*To do:*
Quote all entries in full, exactly.

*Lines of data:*
--------------------------------------------------

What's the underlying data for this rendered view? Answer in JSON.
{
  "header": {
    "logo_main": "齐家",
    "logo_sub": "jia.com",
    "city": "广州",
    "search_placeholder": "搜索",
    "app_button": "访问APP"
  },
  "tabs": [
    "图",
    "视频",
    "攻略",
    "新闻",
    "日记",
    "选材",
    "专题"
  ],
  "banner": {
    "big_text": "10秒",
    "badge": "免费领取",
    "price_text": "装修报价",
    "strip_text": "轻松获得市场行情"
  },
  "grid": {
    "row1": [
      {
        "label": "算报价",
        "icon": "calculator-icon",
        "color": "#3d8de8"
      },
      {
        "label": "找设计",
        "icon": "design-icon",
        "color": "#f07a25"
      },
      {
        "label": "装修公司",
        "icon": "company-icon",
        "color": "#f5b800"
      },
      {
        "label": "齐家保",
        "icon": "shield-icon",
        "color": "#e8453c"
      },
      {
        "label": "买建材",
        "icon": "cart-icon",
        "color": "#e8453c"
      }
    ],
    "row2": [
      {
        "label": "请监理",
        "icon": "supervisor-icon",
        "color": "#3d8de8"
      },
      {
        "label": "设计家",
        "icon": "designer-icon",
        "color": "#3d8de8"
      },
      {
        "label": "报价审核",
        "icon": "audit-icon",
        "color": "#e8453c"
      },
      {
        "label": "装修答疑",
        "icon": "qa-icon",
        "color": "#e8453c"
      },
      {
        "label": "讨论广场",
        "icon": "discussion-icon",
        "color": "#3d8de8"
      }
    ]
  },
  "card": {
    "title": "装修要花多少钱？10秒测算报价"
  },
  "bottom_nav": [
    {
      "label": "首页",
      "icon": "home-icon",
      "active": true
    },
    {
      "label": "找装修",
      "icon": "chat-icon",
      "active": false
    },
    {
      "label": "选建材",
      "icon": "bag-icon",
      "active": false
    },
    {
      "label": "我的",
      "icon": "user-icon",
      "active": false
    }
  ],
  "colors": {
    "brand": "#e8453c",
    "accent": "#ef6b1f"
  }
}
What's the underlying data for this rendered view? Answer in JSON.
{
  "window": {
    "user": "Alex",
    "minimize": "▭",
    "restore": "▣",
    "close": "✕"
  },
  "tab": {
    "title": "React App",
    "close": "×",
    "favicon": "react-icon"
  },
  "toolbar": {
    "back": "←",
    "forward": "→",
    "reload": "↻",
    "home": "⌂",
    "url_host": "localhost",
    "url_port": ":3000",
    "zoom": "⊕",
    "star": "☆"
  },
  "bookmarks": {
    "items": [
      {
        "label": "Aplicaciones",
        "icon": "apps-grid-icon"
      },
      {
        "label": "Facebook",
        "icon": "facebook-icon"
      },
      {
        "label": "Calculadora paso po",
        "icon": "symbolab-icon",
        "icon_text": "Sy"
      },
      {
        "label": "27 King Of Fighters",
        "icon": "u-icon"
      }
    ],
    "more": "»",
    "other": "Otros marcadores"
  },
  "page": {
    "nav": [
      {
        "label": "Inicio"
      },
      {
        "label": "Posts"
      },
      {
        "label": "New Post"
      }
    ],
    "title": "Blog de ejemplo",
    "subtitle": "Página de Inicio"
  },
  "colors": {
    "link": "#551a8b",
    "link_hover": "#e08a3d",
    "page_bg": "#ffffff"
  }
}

--------------------------------------------------

*Solution to this problem:*
What's the underlying data for this rendered view? Answer in JSON.
{
  "header": {
    "logo_main": "齐家",
    "logo_sub": "jia.com",
    "city": "广州",
    "search_placeholder": "搜索",
    "app_button": "访问APP"
  },
  "tabs": [
    "图",
    "视频",
    "攻略",
    "新闻",
    "日记",
    "选材",
    "专题"
  ],
  "banner": {
    "big_text": "10秒",
    "badge": "免费领取",
    "price_text": "装修报价",
    "strip_text": "轻松获得市场行情"
  },
  "grid": {
    "row1": [
      {
        "label": "算报价",
        "icon": "calculator-icon",
        "color": "#3d8de8"
      },
      {
        "label": "找设计",
        "icon": "design-icon",
        "color": "#f07a25"
      },
      {
        "label": "装修公司",
        "icon": "company-icon",
        "color": "#f5b800"
      },
      {
        "label": "齐家保",
        "icon": "shield-icon",
        "color": "#e8453c"
      },
      {
        "label": "买建材",
        "icon": "cart-icon",
        "color": "#e8453c"
      }
    ],
    "row2": [
      {
        "label": "请监理",
        "icon": "supervisor-icon",
        "color": "#3d8de8"
      },
      {
        "label": "设计家",
        "icon": "designer-icon",
        "color": "#3d8de8"
      },
      {
        "label": "报价审核",
        "icon": "audit-icon",
        "color": "#e8453c"
      },
      {
        "label": "装修答疑",
        "icon": "qa-icon",
        "color": "#e8453c"
      },
      {
        "label": "讨论广场",
        "icon": "discussion-icon",
        "color": "#3d8de8"
      }
    ]
  },
  "card": {
    "title": "装修要花多少钱？10秒测算报价"
  },
  "bottom_nav": [
    {
      "label": "首页",
      "icon": "home-icon",
      "active": true
    },
    {
      "label": "找装修",
      "icon": "chat-icon",
      "active": false
    },
    {
      "label": "选建材",
      "icon": "bag-icon",
      "active": false
    },
    {
      "label": "我的",
      "icon": "user-icon",
      "active": false
    }
  ],
  "colors": {
    "brand": "#e8453c",
    "accent": "#ef6b1f"
  }
}
What's the underlying data for this rendered view? Answer in JSON.
{
  "window": {
    "user": "Alex",
    "minimize": "▭",
    "restore": "▣",
    "close": "✕"
  },
  "tab": {
    "title": "React App",
    "close": "×",
    "favicon": "react-icon"
  },
  "toolbar": {
    "back": "←",
    "forward": "→",
    "reload": "↻",
    "home": "⌂",
    "url_host": "localhost",
    "url_port": ":3000",
    "zoom": "⊕",
    "star": "☆"
  },
  "bookmarks": {
    "items": [
      {
        "label": "Aplicaciones",
        "icon": "apps-grid-icon"
      },
      {
        "label": "Facebook",
        "icon": "facebook-icon"
      },
      {
        "label": "Calculadora paso po",
        "icon": "symbolab-icon",
        "icon_text": "Sy"
      },
      {
        "label": "27 King Of Fighters",
        "icon": "u-icon"
      }
    ],
    "more": "»",
    "other": "Otros marcadores"
  },
  "page": {
    "nav": [
      {
        "label": "Inicio"
      },
      {
        "label": "Posts"
      },
      {
        "label": "New Post"
      }
    ],
    "title": "Blog de ejemplo",
    "subtitle": "Página de Inicio"
  },
  "colors": {
    "link": "#551a8b",
    "link_hover": "#e08a3d",
    "page_bg": "#ffffff"
  }
}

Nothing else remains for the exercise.